__Short exercise__
Gather all lines from the material that contain the word "Wireless".

[Data excerpts start]

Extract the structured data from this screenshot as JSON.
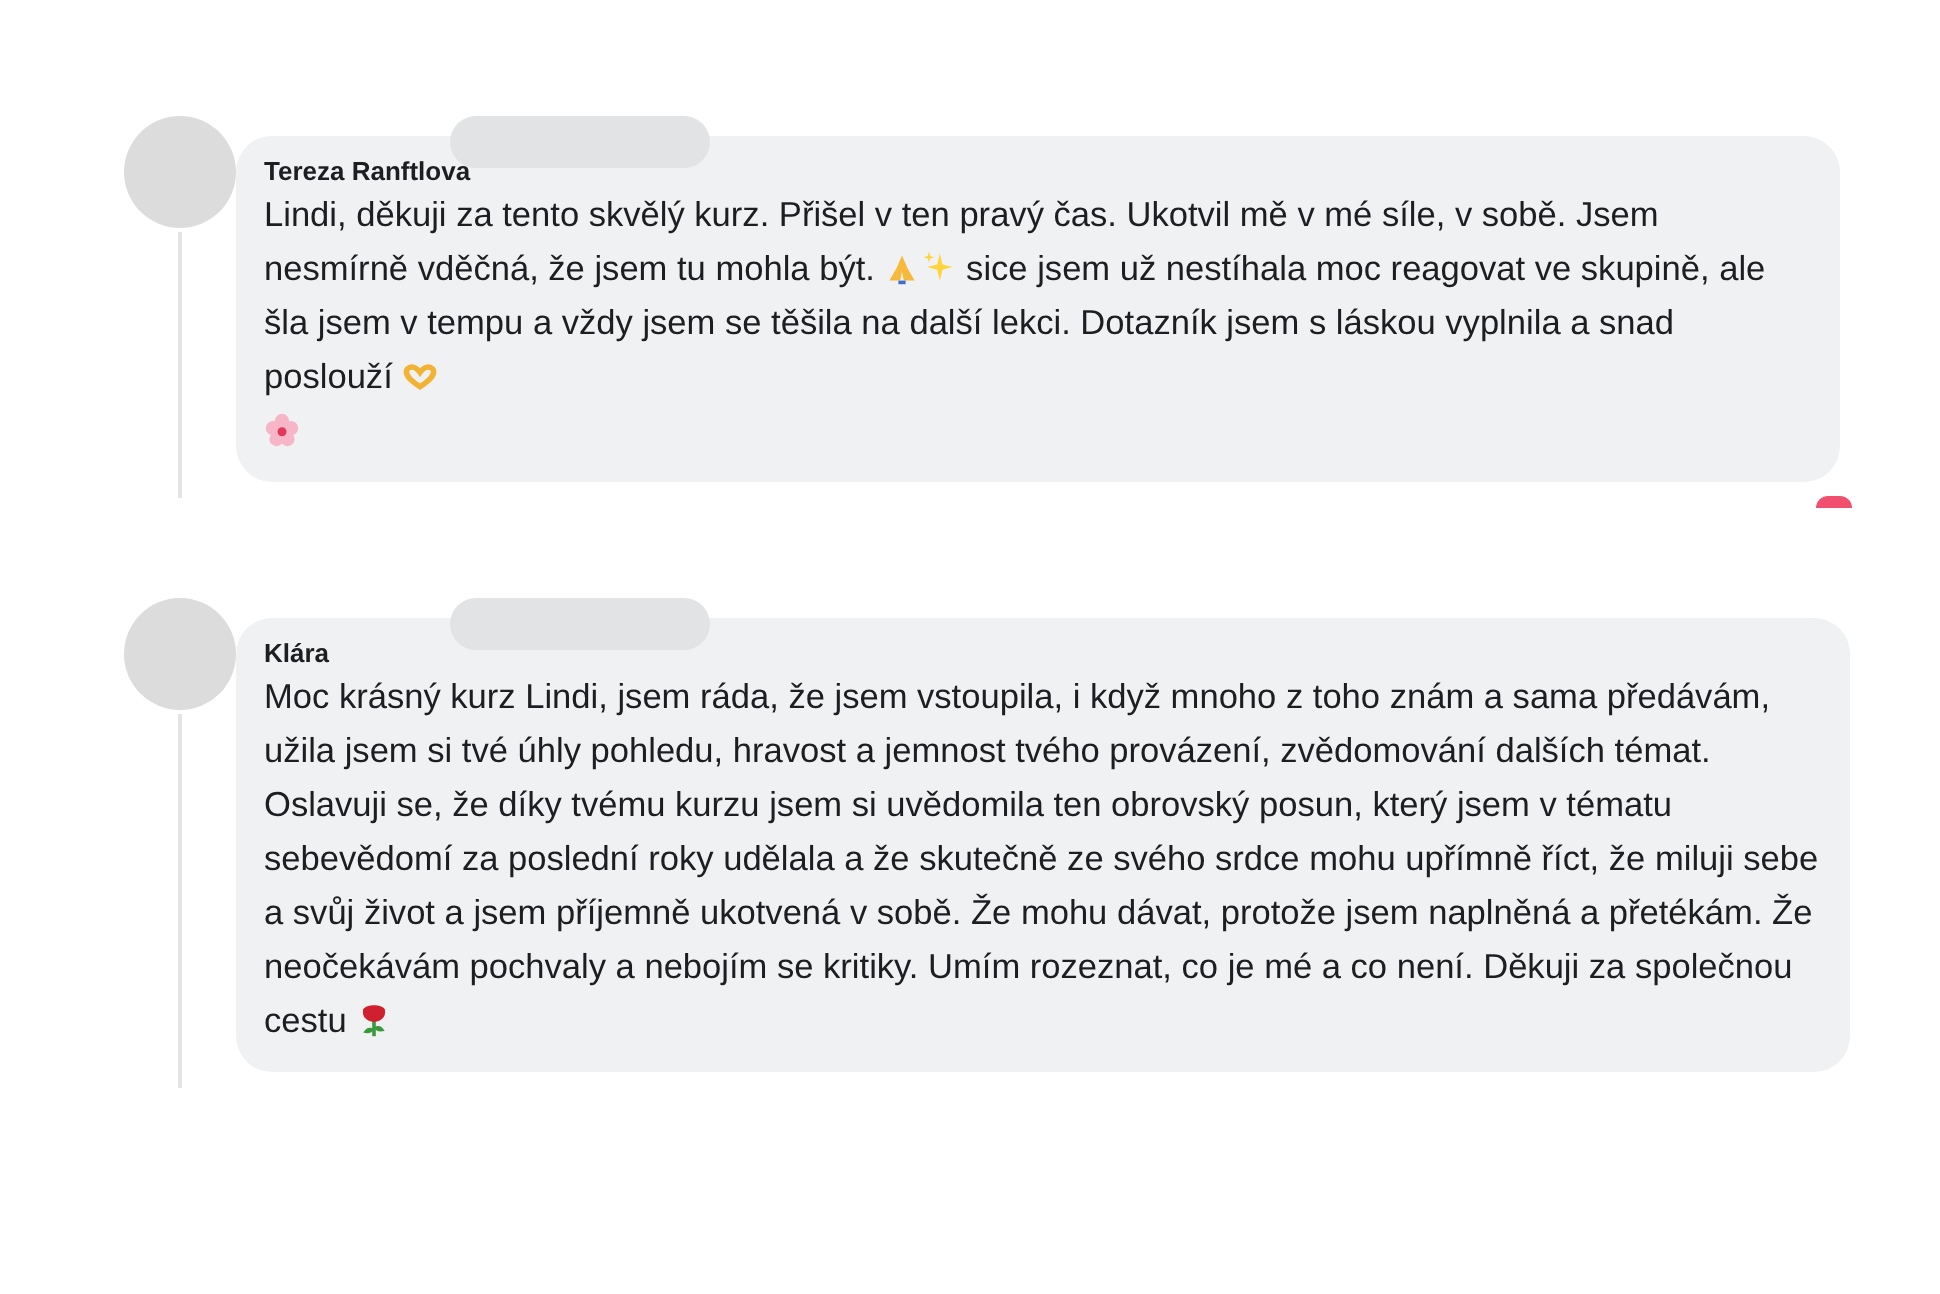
{
  "comments": [
    {
      "author": "Tereza Ranftlova",
      "name_redacted": true,
      "reaction": true,
      "body": [
        {
          "kind": "text",
          "text": "Lindi, děkuji za tento skvělý kurz. Přišel v ten pravý čas. Ukotvil mě v mé síle, v sobě. Jsem nesmírně vděčná, že jsem tu mohla být. "
        },
        {
          "kind": "pray"
        },
        {
          "kind": "sparkles"
        },
        {
          "kind": "text",
          "text": " sice jsem už nestíhala moc reagovat ve skupině, ale šla jsem v tempu a vždy jsem se těšila na další lekci. Dotazník jsem s láskou vyplnila a snad poslouží "
        },
        {
          "kind": "heart-hands"
        },
        {
          "kind": "break"
        },
        {
          "kind": "flower"
        }
      ]
    },
    {
      "author": "Klára",
      "name_redacted": true,
      "body": [
        {
          "kind": "text",
          "text": "Moc krásný kurz Lindi, jsem ráda, že jsem vstoupila, i když mnoho z toho znám a sama předávám, užila jsem si tvé úhly pohledu, hravost a jemnost tvého provázení, zvědomování dalších témat. Oslavuji se, že díky tvému kurzu jsem si uvědomila ten obrovský posun, který jsem v tématu sebevědomí za poslední roky udělala a že skutečně ze svého srdce mohu upřímně říct, že miluji sebe a svůj život a jsem příjemně ukotvená v sobě. Že mohu dávat, protože jsem naplněná a přetékám. Že neočekávám pochvaly a nebojím se kritiky. Umím rozeznat, co je mé a co není. Děkuji za společnou cestu "
        },
        {
          "kind": "rose"
        }
      ]
    }
  ]
}
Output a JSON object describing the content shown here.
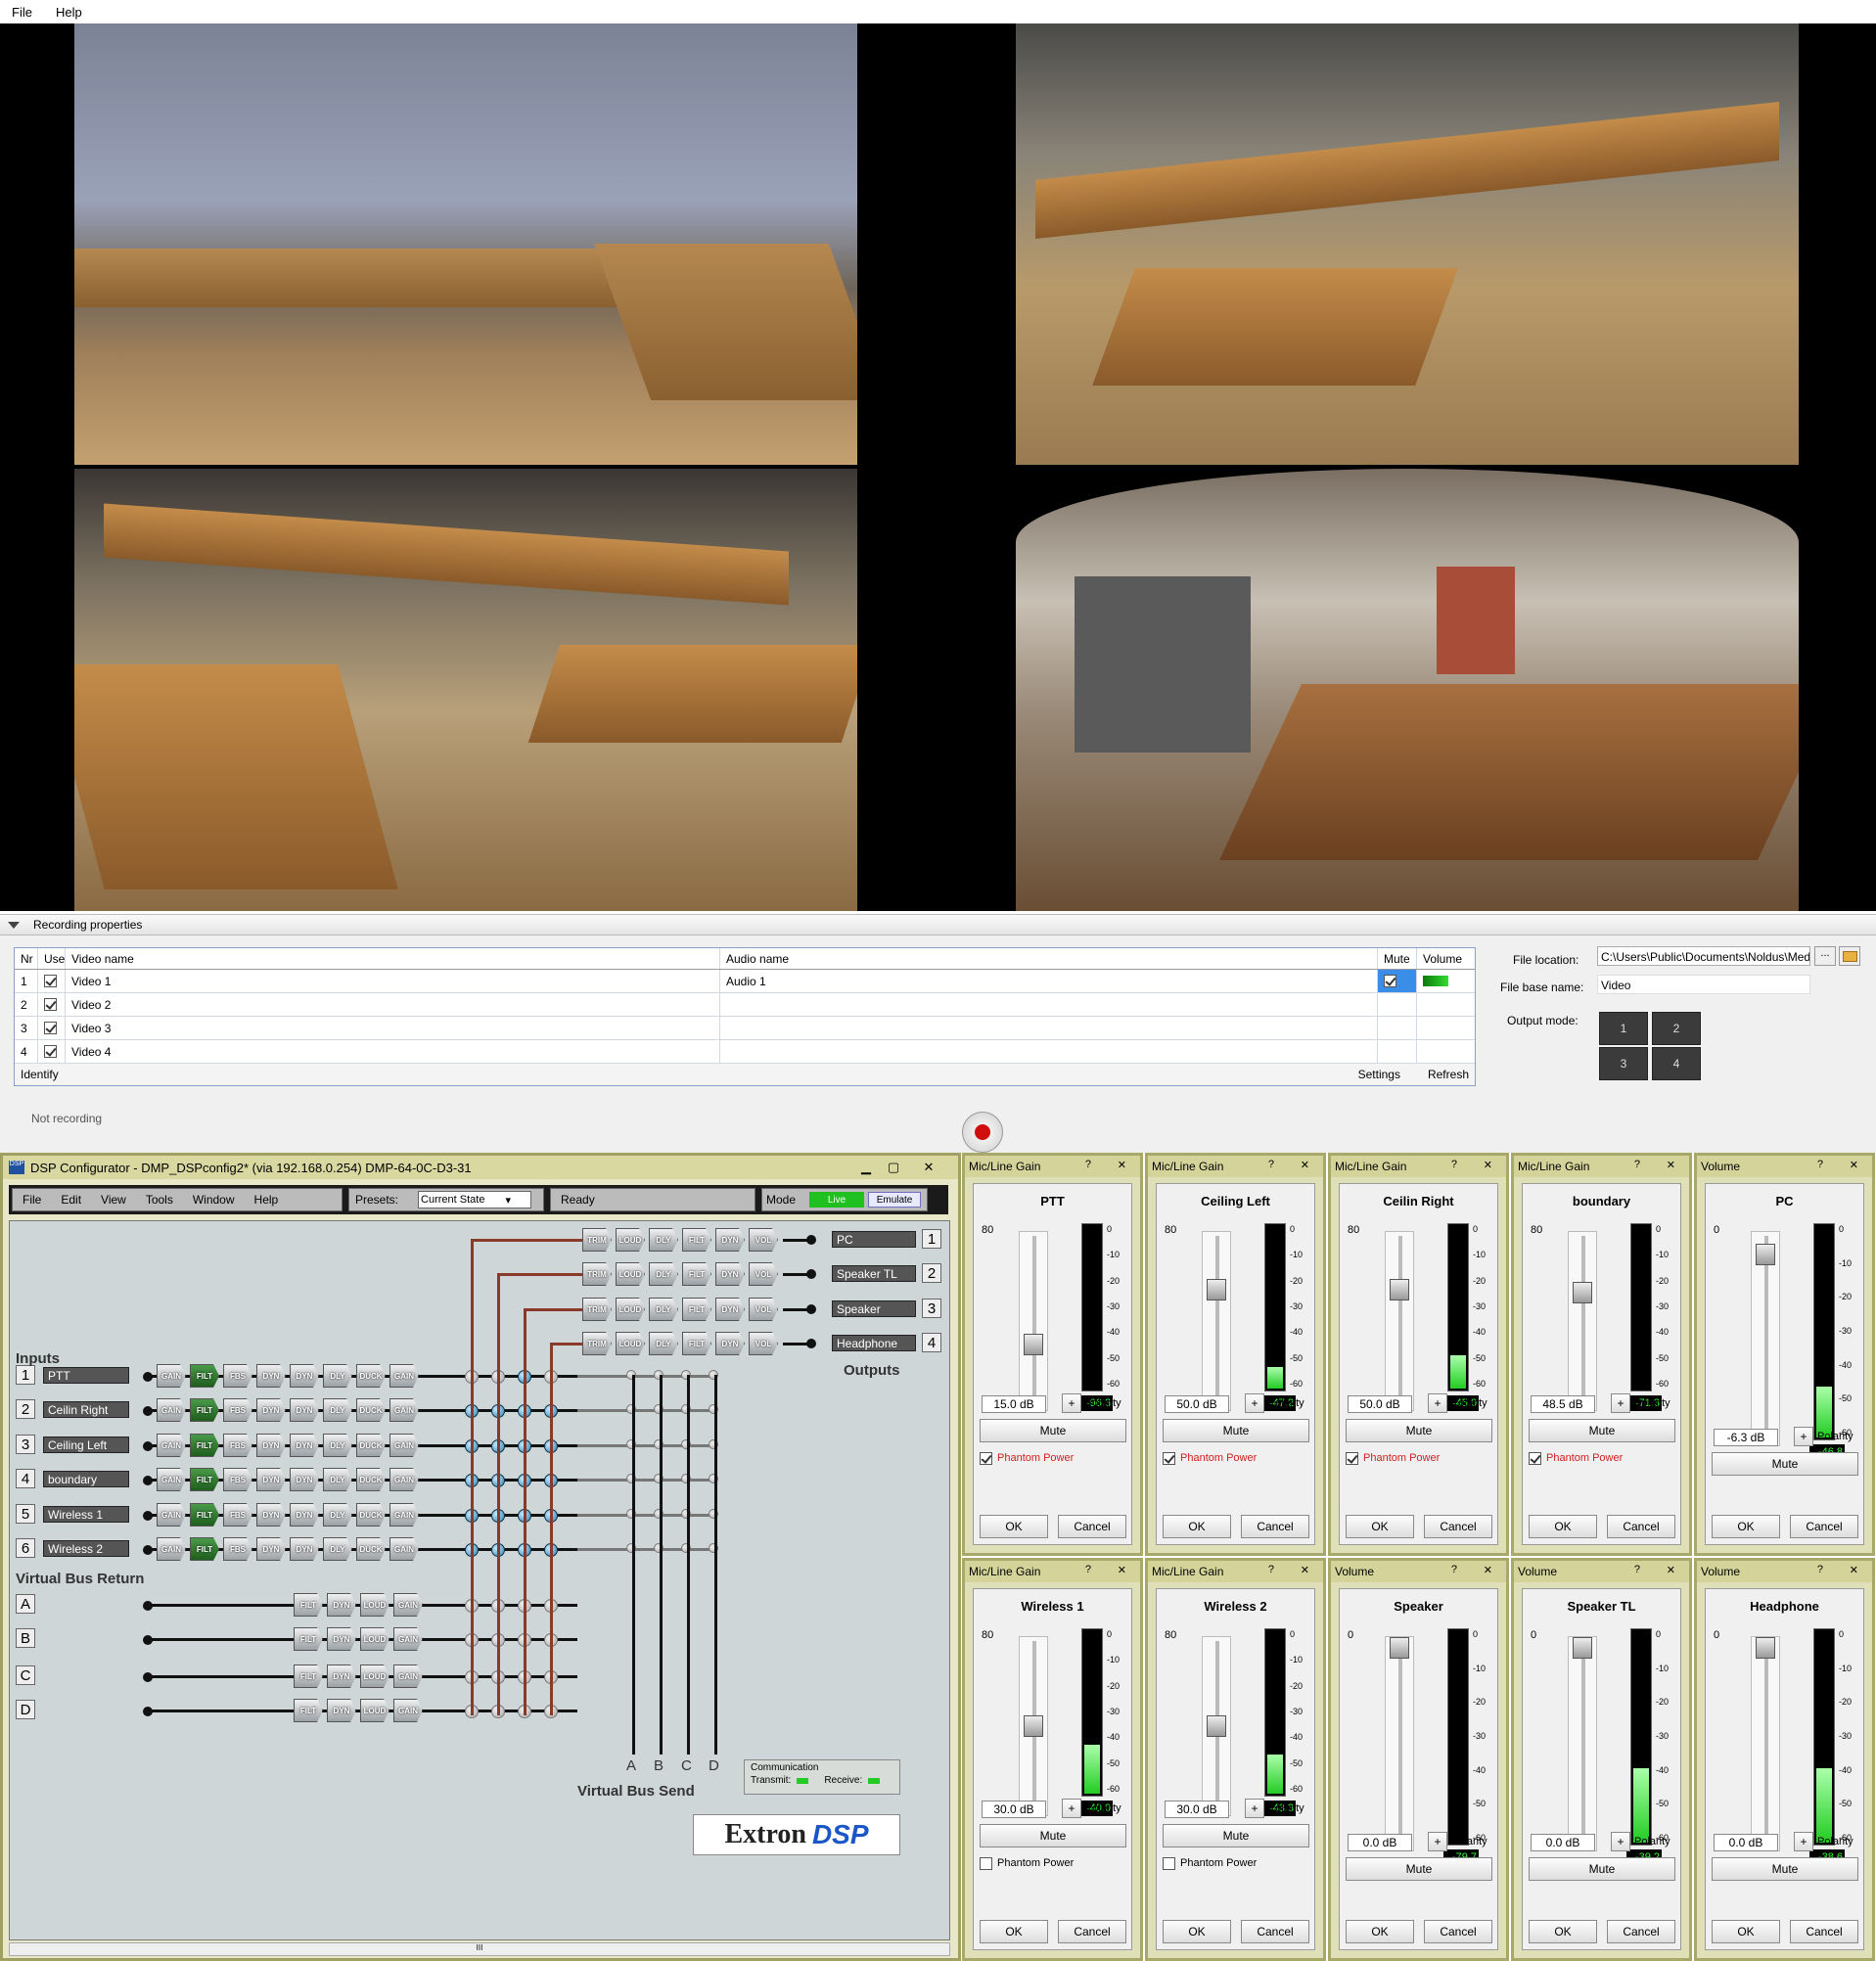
{
  "menu": {
    "file": "File",
    "help": "Help"
  },
  "recording": {
    "header": "Recording properties",
    "columns": {
      "nr": "Nr",
      "use": "Use",
      "video": "Video name",
      "audio": "Audio name",
      "mute": "Mute",
      "volume": "Volume"
    },
    "rows": [
      {
        "nr": "1",
        "video": "Video 1",
        "audio": "Audio 1"
      },
      {
        "nr": "2",
        "video": "Video 2",
        "audio": ""
      },
      {
        "nr": "3",
        "video": "Video 3",
        "audio": ""
      },
      {
        "nr": "4",
        "video": "Video 4",
        "audio": ""
      }
    ],
    "footer": {
      "identify": "Identify",
      "settings": "Settings",
      "refresh": "Refresh"
    },
    "file_location_label": "File location:",
    "file_location_value": "C:\\Users\\Public\\Documents\\Noldus\\Medi",
    "browse_label": "...",
    "file_base_label": "File base name:",
    "file_base_value": "Video",
    "output_mode_label": "Output mode:",
    "output_modes": [
      "1",
      "2",
      "3",
      "4"
    ],
    "status": "Not recording"
  },
  "dsp": {
    "title": "DSP Configurator - DMP_DSPconfig2* (via 192.168.0.254) DMP-64-0C-D3-31",
    "menu": [
      "File",
      "Edit",
      "View",
      "Tools",
      "Window",
      "Help"
    ],
    "presets_label": "Presets:",
    "presets_value": "Current State",
    "status": "Ready",
    "mode_label": "Mode",
    "mode_live": "Live",
    "mode_emulate": "Emulate",
    "inputs_label": "Inputs",
    "inputs": [
      {
        "n": "1",
        "name": "PTT"
      },
      {
        "n": "2",
        "name": "Ceilin Right"
      },
      {
        "n": "3",
        "name": "Ceiling Left"
      },
      {
        "n": "4",
        "name": "boundary"
      },
      {
        "n": "5",
        "name": "Wireless 1"
      },
      {
        "n": "6",
        "name": "Wireless 2"
      }
    ],
    "input_blocks": [
      "GAIN",
      "FILT",
      "FBS",
      "DYN",
      "DYN",
      "DLY",
      "DUCK",
      "GAIN"
    ],
    "vbr_label": "Virtual Bus Return",
    "vbr": [
      "A",
      "B",
      "C",
      "D"
    ],
    "vbr_blocks": [
      "FILT",
      "DYN",
      "LOUD",
      "GAIN"
    ],
    "outputs_label": "Outputs",
    "outputs": [
      {
        "n": "1",
        "name": "PC"
      },
      {
        "n": "2",
        "name": "Speaker TL"
      },
      {
        "n": "3",
        "name": "Speaker"
      },
      {
        "n": "4",
        "name": "Headphone"
      }
    ],
    "output_blocks": [
      "TRIM",
      "LOUD",
      "DLY",
      "FILT",
      "DYN",
      "VOL"
    ],
    "vbs_label": "Virtual Bus Send",
    "vbs": [
      "A",
      "B",
      "C",
      "D"
    ],
    "comm_label": "Communication",
    "transmit": "Transmit:",
    "receive": "Receive:",
    "logo_a": "Extron",
    "logo_b": "DSP",
    "scroll_glyph": "III"
  },
  "panels": [
    {
      "title": "Mic/Line Gain",
      "name": "PTT",
      "top": "80",
      "bottom": "-18",
      "meter": "-96.3",
      "level": 0,
      "thumb": 0.65,
      "gain": "15.0 dB",
      "phantom": true
    },
    {
      "title": "Mic/Line Gain",
      "name": "Ceiling Left",
      "top": "80",
      "bottom": "-18",
      "meter": "-47.2",
      "level": 0.13,
      "thumb": 0.3,
      "gain": "50.0 dB",
      "phantom": true
    },
    {
      "title": "Mic/Line Gain",
      "name": "Ceilin Right",
      "top": "80",
      "bottom": "-18",
      "meter": "-45.0",
      "level": 0.2,
      "thumb": 0.3,
      "gain": "50.0 dB",
      "phantom": true
    },
    {
      "title": "Mic/Line Gain",
      "name": "boundary",
      "top": "80",
      "bottom": "-18",
      "meter": "-71.3",
      "level": 0,
      "thumb": 0.32,
      "gain": "48.5 dB",
      "phantom": true
    },
    {
      "title": "Volume",
      "name": "PC",
      "top": "0",
      "bottom": "-100",
      "meter": "-46.8",
      "level": 0.24,
      "thumb": 0.06,
      "gain": "-6.3 dB",
      "phantom": null
    },
    {
      "title": "Mic/Line Gain",
      "name": "Wireless  1",
      "top": "80",
      "bottom": "-18",
      "meter": "-40.0",
      "level": 0.3,
      "thumb": 0.5,
      "gain": "30.0 dB",
      "phantom": false
    },
    {
      "title": "Mic/Line Gain",
      "name": "Wireless  2",
      "top": "80",
      "bottom": "-18",
      "meter": "-43.3",
      "level": 0.24,
      "thumb": 0.5,
      "gain": "30.0 dB",
      "phantom": false
    },
    {
      "title": "Volume",
      "name": "Speaker",
      "top": "0",
      "bottom": "-100",
      "meter": "-79.7",
      "level": 0,
      "thumb": 0.0,
      "gain": "0.0 dB",
      "phantom": null
    },
    {
      "title": "Volume",
      "name": "Speaker TL",
      "top": "0",
      "bottom": "-100",
      "meter": "-39.2",
      "level": 0.35,
      "thumb": 0.0,
      "gain": "0.0 dB",
      "phantom": null
    },
    {
      "title": "Volume",
      "name": "Headphone",
      "top": "0",
      "bottom": "-100",
      "meter": "-38.6",
      "level": 0.35,
      "thumb": 0.0,
      "gain": "0.0 dB",
      "phantom": null
    }
  ],
  "panel_text": {
    "polarity": "Polarity",
    "plus": "+",
    "mute": "Mute",
    "phantom": "Phantom Power",
    "ok": "OK",
    "cancel": "Cancel",
    "help": "?",
    "close": "✕"
  },
  "scale_mic": [
    "0",
    "-10",
    "-20",
    "-30",
    "-40",
    "-50",
    "-60"
  ],
  "colors": {
    "phantom_on": "#d02020",
    "meter": "#22cc22",
    "accent": "#d10d0d"
  }
}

[Data excerpts end]

__Worked solution__
        "name": "Wireless 1"
        "name": "Wireless 2"
      "name": "Wireless  1",
      "name": "Wireless  2",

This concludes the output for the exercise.